[DATA PROVIDED start]

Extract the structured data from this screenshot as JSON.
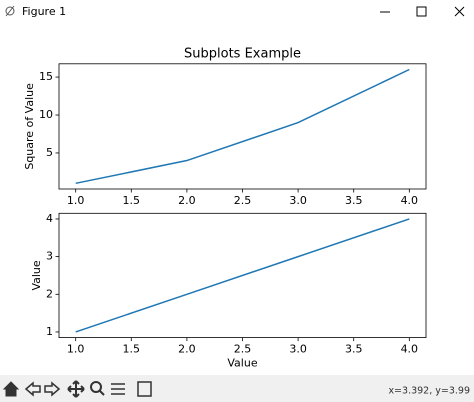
{
  "window": {
    "title": "Figure 1",
    "status": "x=3.392, y=3.99"
  },
  "chart_data": [
    {
      "type": "line",
      "title": "Subplots Example",
      "ylabel": "Square of Value",
      "x": [
        1,
        2,
        3,
        4
      ],
      "values": [
        1,
        4,
        9,
        16
      ],
      "color": "#1f77b4",
      "xlim": [
        0.85,
        4.15
      ],
      "ylim": [
        0.25,
        16.75
      ],
      "xticks": [
        {
          "value": 1,
          "label": "1.0"
        },
        {
          "value": 1.5,
          "label": "1.5"
        },
        {
          "value": 2,
          "label": "2.0"
        },
        {
          "value": 2.5,
          "label": "2.5"
        },
        {
          "value": 3,
          "label": "3.0"
        },
        {
          "value": 3.5,
          "label": "3.5"
        },
        {
          "value": 4,
          "label": "4.0"
        }
      ],
      "yticks": [
        5,
        10,
        15
      ]
    },
    {
      "type": "line",
      "xlabel": "Value",
      "ylabel": "Value",
      "x": [
        1,
        2,
        3,
        4
      ],
      "values": [
        1,
        2,
        3,
        4
      ],
      "color": "#1f77b4",
      "xlim": [
        0.85,
        4.15
      ],
      "ylim": [
        0.85,
        4.15
      ],
      "xticks": [
        {
          "value": 1,
          "label": "1.0"
        },
        {
          "value": 1.5,
          "label": "1.5"
        },
        {
          "value": 2,
          "label": "2.0"
        },
        {
          "value": 2.5,
          "label": "2.5"
        },
        {
          "value": 3,
          "label": "3.0"
        },
        {
          "value": 3.5,
          "label": "3.5"
        },
        {
          "value": 4,
          "label": "4.0"
        }
      ],
      "yticks": [
        1,
        2,
        3,
        4
      ]
    }
  ]
}
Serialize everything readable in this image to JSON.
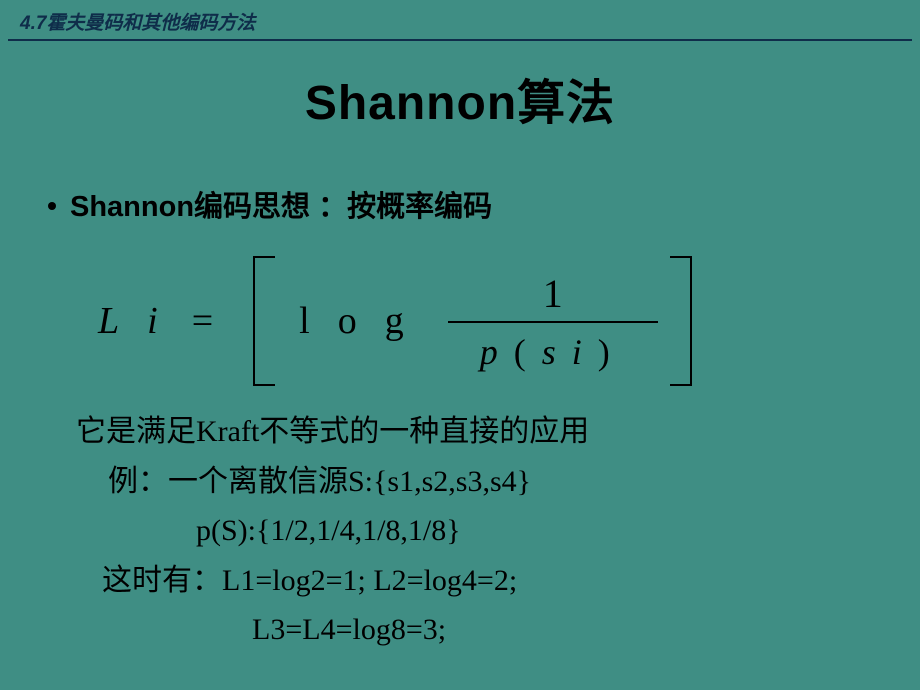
{
  "colors": {
    "background": "#3f8e84",
    "header_text": "#0f2d4a",
    "header_line": "#0f2d4a",
    "text": "#000000"
  },
  "typography": {
    "title_fontsize": 48,
    "bullet_fontsize": 29,
    "body_fontsize": 30,
    "header_fontsize": 19,
    "formula_fontsize": 38
  },
  "header": {
    "text": "4.7霍夫曼码和其他编码方法"
  },
  "title": "Shannon算法",
  "bullet": {
    "text": "Shannon编码思想 ：按概率编码"
  },
  "formula": {
    "lhs_L": "L",
    "lhs_i": "i",
    "eq": "=",
    "log": "log",
    "numerator": "1",
    "denom_p": "p",
    "denom_open": "(",
    "denom_s": "s",
    "denom_i": "i",
    "denom_close": ")"
  },
  "body": {
    "line1": "它是满足Kraft不等式的一种直接的应用",
    "line2": "例：一个离散信源S:{s1,s2,s3,s4}",
    "line3": "p(S):{1/2,1/4,1/8,1/8}",
    "line4": "这时有：L1=log2=1;  L2=log4=2;",
    "line5": "L3=L4=log8=3;"
  }
}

[DATA PROVIDED end]

* **EXERCISE DIRECTIONS**
Leave images out of the retyped records; keep all else exact.

* **ANSWER TO THE TASK**
Extract the structured data from this screenshot as JSON.
{
  "window": {
    "title": "Figure 1",
    "status": "x=3.392, y=3.99"
  },
  "chart_data": [
    {
      "type": "line",
      "title": "Subplots Example",
      "ylabel": "Square of Value",
      "x": [
        1,
        2,
        3,
        4
      ],
      "values": [
        1,
        4,
        9,
        16
      ],
      "color": "#1f77b4",
      "xlim": [
        0.85,
        4.15
      ],
      "ylim": [
        0.25,
        16.75
      ],
      "xticks": [
        {
          "value": 1,
          "label": "1.0"
        },
        {
          "value": 1.5,
          "label": "1.5"
        },
        {
          "value": 2,
          "label": "2.0"
        },
        {
          "value": 2.5,
          "label": "2.5"
        },
        {
          "value": 3,
          "label": "3.0"
        },
        {
          "value": 3.5,
          "label": "3.5"
        },
        {
          "value": 4,
          "label": "4.0"
        }
      ],
      "yticks": [
        5,
        10,
        15
      ]
    },
    {
      "type": "line",
      "xlabel": "Value",
      "ylabel": "Value",
      "x": [
        1,
        2,
        3,
        4
      ],
      "values": [
        1,
        2,
        3,
        4
      ],
      "color": "#1f77b4",
      "xlim": [
        0.85,
        4.15
      ],
      "ylim": [
        0.85,
        4.15
      ],
      "xticks": [
        {
          "value": 1,
          "label": "1.0"
        },
        {
          "value": 1.5,
          "label": "1.5"
        },
        {
          "value": 2,
          "label": "2.0"
        },
        {
          "value": 2.5,
          "label": "2.5"
        },
        {
          "value": 3,
          "label": "3.0"
        },
        {
          "value": 3.5,
          "label": "3.5"
        },
        {
          "value": 4,
          "label": "4.0"
        }
      ],
      "yticks": [
        1,
        2,
        3,
        4
      ]
    }
  ]
}
Serialize everything readable in this image to JSON.
{
  "colors": {
    "background": "#3f8e84",
    "header_text": "#0f2d4a",
    "header_line": "#0f2d4a",
    "text": "#000000"
  },
  "typography": {
    "title_fontsize": 48,
    "bullet_fontsize": 29,
    "body_fontsize": 30,
    "header_fontsize": 19,
    "formula_fontsize": 38
  },
  "header": {
    "text": "4.7霍夫曼码和其他编码方法"
  },
  "title": "Shannon算法",
  "bullet": {
    "text": "Shannon编码思想 ：按概率编码"
  },
  "formula": {
    "lhs_L": "L",
    "lhs_i": "i",
    "eq": "=",
    "log": "log",
    "numerator": "1",
    "denom_p": "p",
    "denom_open": "(",
    "denom_s": "s",
    "denom_i": "i",
    "denom_close": ")"
  },
  "body": {
    "line1": "它是满足Kraft不等式的一种直接的应用",
    "line2": "例：一个离散信源S:{s1,s2,s3,s4}",
    "line3": "p(S):{1/2,1/4,1/8,1/8}",
    "line4": "这时有：L1=log2=1;  L2=log4=2;",
    "line5": "L3=L4=log8=3;"
  }
}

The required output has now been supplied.